DATASET CONTENT –
++++++++++++++++++++

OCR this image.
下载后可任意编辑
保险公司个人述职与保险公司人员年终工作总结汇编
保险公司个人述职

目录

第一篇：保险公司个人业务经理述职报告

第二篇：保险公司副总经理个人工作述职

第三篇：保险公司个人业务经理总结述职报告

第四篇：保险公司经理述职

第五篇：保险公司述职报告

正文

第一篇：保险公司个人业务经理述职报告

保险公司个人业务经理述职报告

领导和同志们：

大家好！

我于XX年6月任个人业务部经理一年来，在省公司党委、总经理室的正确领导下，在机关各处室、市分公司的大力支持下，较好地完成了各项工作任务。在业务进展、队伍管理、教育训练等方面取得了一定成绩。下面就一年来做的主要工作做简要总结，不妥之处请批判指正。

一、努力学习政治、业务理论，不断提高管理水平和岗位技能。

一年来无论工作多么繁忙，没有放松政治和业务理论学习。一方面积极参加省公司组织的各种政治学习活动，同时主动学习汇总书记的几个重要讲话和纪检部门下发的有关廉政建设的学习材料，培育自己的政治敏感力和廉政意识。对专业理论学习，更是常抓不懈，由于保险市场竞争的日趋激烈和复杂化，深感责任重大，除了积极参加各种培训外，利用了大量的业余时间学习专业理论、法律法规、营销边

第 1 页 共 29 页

++++++++++++++++++++

EXERCISE PROMPT –
Output the listing above without altering a single character.

SOLUTION –
OCR this image.
下载后可任意编辑
保险公司个人述职与保险公司人员年终工作总结汇编
保险公司个人述职

目录

第一篇：保险公司个人业务经理述职报告

第二篇：保险公司副总经理个人工作述职

第三篇：保险公司个人业务经理总结述职报告

第四篇：保险公司经理述职

第五篇：保险公司述职报告

正文

第一篇：保险公司个人业务经理述职报告

保险公司个人业务经理述职报告

领导和同志们：

大家好！

我于XX年6月任个人业务部经理一年来，在省公司党委、总经理室的正确领导下，在机关各处室、市分公司的大力支持下，较好地完成了各项工作任务。在业务进展、队伍管理、教育训练等方面取得了一定成绩。下面就一年来做的主要工作做简要总结，不妥之处请批判指正。

一、努力学习政治、业务理论，不断提高管理水平和岗位技能。

一年来无论工作多么繁忙，没有放松政治和业务理论学习。一方面积极参加省公司组织的各种政治学习活动，同时主动学习汇总书记的几个重要讲话和纪检部门下发的有关廉政建设的学习材料，培育自己的政治敏感力和廉政意识。对专业理论学习，更是常抓不懈，由于保险市场竞争的日趋激烈和复杂化，深感责任重大，除了积极参加各种培训外，利用了大量的业余时间学习专业理论、法律法规、营销边

第 1 页 共 29 页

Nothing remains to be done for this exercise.